— BEGIN DATASET ROWS —
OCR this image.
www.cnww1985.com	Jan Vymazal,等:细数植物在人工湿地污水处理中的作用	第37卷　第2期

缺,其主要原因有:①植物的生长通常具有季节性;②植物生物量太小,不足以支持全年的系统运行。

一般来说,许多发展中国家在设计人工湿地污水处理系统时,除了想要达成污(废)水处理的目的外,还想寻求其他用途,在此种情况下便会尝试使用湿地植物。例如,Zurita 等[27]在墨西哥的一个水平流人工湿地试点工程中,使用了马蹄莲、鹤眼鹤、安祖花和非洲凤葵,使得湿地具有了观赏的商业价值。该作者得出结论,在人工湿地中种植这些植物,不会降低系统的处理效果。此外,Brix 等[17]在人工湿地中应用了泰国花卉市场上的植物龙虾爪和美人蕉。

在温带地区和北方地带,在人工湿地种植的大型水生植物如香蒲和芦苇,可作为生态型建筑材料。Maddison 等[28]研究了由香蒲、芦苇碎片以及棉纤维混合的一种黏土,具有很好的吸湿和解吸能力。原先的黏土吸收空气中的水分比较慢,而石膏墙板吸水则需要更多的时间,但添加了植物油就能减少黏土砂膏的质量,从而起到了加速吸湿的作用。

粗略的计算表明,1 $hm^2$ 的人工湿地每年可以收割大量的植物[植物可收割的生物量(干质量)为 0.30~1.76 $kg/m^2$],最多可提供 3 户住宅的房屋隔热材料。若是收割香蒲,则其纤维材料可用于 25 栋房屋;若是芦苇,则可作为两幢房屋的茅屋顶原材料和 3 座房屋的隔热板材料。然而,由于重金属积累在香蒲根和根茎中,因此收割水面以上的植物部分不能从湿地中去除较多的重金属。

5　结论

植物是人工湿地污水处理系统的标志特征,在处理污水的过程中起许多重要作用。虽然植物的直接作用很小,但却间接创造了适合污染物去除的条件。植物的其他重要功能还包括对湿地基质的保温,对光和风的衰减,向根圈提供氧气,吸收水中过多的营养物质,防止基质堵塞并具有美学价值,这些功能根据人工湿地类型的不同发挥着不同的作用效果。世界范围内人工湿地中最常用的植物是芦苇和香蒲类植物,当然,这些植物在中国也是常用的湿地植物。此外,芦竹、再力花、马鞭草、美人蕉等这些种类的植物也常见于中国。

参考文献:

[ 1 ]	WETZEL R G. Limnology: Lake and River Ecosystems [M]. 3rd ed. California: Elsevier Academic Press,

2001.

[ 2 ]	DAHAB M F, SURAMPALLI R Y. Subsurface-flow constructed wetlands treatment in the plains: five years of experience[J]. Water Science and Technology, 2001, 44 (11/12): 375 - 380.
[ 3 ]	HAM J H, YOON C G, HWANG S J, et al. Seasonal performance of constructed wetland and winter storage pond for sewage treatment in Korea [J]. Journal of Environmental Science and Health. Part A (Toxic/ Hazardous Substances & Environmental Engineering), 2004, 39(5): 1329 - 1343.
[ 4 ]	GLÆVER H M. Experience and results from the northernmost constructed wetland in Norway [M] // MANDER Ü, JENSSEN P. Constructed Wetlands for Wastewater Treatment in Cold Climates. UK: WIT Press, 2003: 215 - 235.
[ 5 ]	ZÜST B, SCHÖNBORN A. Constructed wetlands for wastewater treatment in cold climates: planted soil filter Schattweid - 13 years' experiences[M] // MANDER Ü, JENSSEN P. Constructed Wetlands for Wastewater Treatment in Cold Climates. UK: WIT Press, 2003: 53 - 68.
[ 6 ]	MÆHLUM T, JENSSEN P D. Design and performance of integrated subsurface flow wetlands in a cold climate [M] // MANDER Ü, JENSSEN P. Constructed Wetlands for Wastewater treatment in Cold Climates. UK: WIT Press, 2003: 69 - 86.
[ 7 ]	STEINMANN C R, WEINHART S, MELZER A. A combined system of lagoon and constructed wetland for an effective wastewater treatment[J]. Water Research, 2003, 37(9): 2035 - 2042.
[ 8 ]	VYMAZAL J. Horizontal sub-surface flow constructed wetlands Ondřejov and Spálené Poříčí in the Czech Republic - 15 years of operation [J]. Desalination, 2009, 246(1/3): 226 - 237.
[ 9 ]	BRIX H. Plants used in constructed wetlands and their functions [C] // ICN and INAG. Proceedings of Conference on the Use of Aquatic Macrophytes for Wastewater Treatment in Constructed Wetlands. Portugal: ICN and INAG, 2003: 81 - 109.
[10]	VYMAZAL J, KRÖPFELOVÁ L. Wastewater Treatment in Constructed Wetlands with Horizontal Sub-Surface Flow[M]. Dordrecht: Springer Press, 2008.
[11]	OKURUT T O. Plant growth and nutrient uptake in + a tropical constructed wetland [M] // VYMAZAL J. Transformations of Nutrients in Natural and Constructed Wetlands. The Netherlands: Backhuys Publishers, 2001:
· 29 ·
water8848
— END DATASET ROWS —
— BEGIN DATASET ROWS —
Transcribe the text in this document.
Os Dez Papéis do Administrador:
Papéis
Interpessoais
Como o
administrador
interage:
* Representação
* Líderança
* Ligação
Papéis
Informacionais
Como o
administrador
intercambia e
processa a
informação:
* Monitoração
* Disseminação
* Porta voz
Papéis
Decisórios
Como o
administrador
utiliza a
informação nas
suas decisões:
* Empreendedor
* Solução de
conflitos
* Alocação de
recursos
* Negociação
— END DATASET ROWS —
— BEGIN DATASET ROWS —
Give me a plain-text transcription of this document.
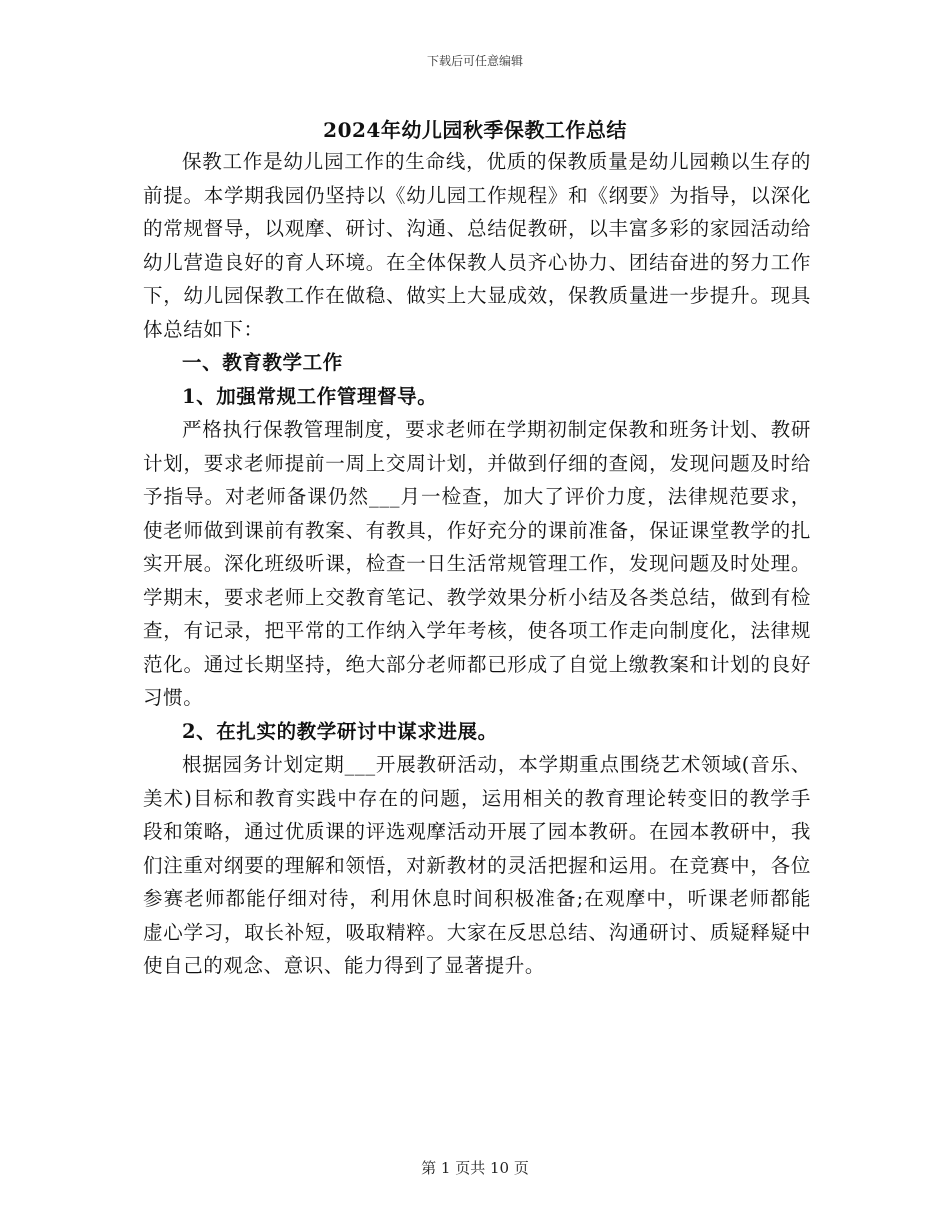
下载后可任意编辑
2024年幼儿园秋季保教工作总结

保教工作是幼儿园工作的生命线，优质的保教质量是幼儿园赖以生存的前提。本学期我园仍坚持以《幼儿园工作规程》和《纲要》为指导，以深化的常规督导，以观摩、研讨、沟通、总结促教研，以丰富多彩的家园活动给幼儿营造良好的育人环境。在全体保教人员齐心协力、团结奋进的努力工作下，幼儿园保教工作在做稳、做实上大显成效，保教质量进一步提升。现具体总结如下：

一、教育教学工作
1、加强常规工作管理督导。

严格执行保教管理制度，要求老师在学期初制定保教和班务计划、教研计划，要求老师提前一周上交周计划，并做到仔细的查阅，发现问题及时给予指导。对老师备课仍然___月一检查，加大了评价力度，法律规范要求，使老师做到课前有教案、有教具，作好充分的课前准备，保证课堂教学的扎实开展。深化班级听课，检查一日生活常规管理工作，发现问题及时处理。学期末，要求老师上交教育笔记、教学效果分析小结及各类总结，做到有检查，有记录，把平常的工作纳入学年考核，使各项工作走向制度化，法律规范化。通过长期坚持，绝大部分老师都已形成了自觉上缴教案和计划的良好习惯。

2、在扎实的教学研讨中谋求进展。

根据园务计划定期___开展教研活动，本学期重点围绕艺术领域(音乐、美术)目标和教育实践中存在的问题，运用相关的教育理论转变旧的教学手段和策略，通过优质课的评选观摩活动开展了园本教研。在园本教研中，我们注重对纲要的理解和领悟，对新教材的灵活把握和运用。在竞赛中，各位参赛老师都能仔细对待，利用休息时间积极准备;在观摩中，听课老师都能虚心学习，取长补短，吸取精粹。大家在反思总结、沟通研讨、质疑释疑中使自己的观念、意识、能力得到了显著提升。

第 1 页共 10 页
— END DATASET ROWS —
Extract every line containing the string "MANDER" from the material.

## [RESULT OF THIS EXERCISE]
[ 4 ]	GLÆVER H M. Experience and results from the northernmost constructed wetland in Norway [M] // MANDER Ü, JENSSEN P. Constructed Wetlands for Wastewater Treatment in Cold Climates. UK: WIT Press, 2003: 215 - 235.
[ 5 ]	ZÜST B, SCHÖNBORN A. Constructed wetlands for wastewater treatment in cold climates: planted soil filter Schattweid - 13 years' experiences[M] // MANDER Ü, JENSSEN P. Constructed Wetlands for Wastewater Treatment in Cold Climates. UK: WIT Press, 2003: 53 - 68.
[ 6 ]	MÆHLUM T, JENSSEN P D. Design and performance of integrated subsurface flow wetlands in a cold climate [M] // MANDER Ü, JENSSEN P. Constructed Wetlands for Wastewater treatment in Cold Climates. UK: WIT Press, 2003: 69 - 86.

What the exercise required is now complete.